> Given request:
Only the lines holding the string "text" are needed. Copy each one.

> Task data:
[start]

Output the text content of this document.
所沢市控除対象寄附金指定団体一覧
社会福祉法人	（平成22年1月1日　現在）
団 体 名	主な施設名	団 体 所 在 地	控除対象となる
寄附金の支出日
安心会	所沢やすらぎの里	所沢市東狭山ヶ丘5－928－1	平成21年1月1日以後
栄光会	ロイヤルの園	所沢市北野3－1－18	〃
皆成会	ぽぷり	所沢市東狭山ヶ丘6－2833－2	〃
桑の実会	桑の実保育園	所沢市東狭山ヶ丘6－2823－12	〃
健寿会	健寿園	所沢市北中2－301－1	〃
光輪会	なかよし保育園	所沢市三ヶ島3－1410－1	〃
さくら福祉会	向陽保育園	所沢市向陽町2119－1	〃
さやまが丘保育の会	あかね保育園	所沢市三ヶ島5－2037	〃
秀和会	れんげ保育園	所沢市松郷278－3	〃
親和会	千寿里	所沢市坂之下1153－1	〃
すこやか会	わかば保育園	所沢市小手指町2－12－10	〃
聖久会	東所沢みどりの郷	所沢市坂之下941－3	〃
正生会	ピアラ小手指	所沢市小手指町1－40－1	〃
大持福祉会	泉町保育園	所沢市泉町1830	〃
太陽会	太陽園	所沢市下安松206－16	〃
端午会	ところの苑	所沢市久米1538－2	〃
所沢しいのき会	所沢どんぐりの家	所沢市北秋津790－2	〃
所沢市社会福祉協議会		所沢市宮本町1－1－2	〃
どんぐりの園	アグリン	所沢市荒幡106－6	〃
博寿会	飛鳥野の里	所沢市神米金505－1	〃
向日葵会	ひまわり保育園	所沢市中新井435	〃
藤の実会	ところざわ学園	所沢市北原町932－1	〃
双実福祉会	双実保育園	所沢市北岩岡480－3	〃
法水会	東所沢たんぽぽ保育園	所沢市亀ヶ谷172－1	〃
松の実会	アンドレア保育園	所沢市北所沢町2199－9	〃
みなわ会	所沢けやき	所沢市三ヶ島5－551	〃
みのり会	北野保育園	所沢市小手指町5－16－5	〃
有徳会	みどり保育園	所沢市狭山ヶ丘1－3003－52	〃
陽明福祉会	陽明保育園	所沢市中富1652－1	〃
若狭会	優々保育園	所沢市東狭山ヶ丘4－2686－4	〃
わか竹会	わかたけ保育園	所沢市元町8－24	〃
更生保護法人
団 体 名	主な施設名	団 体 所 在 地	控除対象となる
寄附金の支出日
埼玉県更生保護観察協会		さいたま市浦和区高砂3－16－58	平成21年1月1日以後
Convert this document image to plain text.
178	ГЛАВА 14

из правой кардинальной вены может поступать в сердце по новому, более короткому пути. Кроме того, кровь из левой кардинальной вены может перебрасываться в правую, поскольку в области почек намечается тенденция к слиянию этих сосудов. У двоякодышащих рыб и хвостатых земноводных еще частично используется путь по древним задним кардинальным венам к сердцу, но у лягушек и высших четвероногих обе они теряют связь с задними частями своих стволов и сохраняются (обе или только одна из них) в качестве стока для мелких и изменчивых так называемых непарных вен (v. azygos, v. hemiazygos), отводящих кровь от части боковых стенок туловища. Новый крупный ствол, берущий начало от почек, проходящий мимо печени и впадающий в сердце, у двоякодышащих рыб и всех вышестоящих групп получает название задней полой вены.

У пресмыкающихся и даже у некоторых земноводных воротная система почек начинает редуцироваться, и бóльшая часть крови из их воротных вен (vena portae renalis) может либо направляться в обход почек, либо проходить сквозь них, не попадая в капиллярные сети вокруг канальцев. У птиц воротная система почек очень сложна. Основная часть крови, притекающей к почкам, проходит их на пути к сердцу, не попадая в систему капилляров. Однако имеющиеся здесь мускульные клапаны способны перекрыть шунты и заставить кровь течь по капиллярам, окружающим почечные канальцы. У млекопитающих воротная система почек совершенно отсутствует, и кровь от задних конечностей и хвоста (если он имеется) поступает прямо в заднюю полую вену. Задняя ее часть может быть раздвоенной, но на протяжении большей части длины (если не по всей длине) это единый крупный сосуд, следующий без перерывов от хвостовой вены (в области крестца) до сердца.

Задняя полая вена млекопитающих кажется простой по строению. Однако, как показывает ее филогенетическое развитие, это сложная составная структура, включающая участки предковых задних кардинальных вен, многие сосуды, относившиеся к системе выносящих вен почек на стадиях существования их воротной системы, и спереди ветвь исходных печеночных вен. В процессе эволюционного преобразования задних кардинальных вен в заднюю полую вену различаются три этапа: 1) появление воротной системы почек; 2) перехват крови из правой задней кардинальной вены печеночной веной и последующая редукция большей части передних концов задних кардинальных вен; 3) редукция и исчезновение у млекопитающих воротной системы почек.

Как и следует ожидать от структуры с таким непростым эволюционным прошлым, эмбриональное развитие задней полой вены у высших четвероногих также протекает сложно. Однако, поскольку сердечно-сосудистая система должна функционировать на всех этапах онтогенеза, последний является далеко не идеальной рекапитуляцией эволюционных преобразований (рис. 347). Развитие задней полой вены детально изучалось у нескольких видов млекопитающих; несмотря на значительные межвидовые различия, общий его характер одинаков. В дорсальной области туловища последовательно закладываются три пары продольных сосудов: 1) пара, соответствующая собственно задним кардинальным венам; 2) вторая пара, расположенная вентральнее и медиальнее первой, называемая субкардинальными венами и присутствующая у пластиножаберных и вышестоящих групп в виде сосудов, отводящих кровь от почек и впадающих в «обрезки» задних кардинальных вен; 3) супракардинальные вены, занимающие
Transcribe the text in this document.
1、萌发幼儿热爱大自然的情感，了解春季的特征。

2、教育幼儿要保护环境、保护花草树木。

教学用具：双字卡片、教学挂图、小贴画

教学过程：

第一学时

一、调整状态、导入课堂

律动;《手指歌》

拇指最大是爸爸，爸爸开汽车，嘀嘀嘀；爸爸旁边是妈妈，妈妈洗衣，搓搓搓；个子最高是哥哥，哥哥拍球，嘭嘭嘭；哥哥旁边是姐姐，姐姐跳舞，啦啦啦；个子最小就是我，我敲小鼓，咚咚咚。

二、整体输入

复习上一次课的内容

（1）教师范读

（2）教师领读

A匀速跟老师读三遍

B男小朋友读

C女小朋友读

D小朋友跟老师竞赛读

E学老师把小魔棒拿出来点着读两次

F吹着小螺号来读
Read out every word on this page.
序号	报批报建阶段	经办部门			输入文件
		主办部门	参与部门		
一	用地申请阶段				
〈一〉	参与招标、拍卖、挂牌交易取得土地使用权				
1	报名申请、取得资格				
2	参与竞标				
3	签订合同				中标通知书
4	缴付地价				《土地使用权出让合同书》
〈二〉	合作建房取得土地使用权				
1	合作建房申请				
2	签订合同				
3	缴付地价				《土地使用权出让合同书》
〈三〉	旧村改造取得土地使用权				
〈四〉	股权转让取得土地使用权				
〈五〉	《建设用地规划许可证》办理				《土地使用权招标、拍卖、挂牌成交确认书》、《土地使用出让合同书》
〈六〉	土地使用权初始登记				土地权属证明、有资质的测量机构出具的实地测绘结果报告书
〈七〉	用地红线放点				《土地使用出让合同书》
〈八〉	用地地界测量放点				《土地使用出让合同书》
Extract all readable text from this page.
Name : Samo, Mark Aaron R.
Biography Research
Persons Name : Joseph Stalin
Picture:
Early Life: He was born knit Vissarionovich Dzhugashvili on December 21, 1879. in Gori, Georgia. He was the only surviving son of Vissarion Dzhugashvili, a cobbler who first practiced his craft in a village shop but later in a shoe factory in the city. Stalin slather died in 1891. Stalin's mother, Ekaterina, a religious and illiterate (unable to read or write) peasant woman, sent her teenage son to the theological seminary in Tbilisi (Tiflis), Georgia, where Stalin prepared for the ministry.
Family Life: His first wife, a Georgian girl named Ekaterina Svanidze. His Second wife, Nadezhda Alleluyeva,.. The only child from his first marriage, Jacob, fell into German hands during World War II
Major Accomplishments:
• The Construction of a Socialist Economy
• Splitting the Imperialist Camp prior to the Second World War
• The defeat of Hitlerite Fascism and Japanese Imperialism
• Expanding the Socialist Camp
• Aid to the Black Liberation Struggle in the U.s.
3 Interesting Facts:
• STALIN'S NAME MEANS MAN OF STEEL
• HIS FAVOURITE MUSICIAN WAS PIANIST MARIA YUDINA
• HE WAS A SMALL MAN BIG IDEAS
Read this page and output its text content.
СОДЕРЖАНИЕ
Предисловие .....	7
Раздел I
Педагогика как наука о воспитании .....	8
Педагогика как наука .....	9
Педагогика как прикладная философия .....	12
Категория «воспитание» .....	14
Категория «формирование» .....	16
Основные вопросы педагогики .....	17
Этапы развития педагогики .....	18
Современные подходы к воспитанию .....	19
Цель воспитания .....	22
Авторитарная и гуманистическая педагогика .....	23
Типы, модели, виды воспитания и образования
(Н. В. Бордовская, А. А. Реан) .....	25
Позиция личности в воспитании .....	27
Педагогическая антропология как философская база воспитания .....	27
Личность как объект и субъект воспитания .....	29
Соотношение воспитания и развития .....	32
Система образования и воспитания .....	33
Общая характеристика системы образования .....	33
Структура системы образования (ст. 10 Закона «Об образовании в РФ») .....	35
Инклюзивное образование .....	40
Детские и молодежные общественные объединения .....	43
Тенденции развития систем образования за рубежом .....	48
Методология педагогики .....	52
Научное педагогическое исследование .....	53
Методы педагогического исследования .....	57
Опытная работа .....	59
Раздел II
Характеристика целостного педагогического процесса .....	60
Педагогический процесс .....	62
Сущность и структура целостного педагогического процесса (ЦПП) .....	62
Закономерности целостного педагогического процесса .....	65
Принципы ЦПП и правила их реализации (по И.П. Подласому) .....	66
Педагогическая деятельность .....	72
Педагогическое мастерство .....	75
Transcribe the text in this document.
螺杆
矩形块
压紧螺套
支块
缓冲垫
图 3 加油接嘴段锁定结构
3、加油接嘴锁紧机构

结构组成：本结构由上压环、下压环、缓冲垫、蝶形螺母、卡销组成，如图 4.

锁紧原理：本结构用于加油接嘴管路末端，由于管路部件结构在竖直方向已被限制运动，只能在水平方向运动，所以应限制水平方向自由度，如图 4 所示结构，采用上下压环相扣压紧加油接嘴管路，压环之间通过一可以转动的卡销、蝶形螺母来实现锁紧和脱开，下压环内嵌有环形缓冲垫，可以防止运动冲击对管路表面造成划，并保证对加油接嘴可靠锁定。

[end]

> Result of this exercise:
Output the text content of this document.
Convert this document image to plain text.
Transcribe the text in this document.
Extract all readable text from this page.
Read this page and output its text content.
Transcribe the text in this document.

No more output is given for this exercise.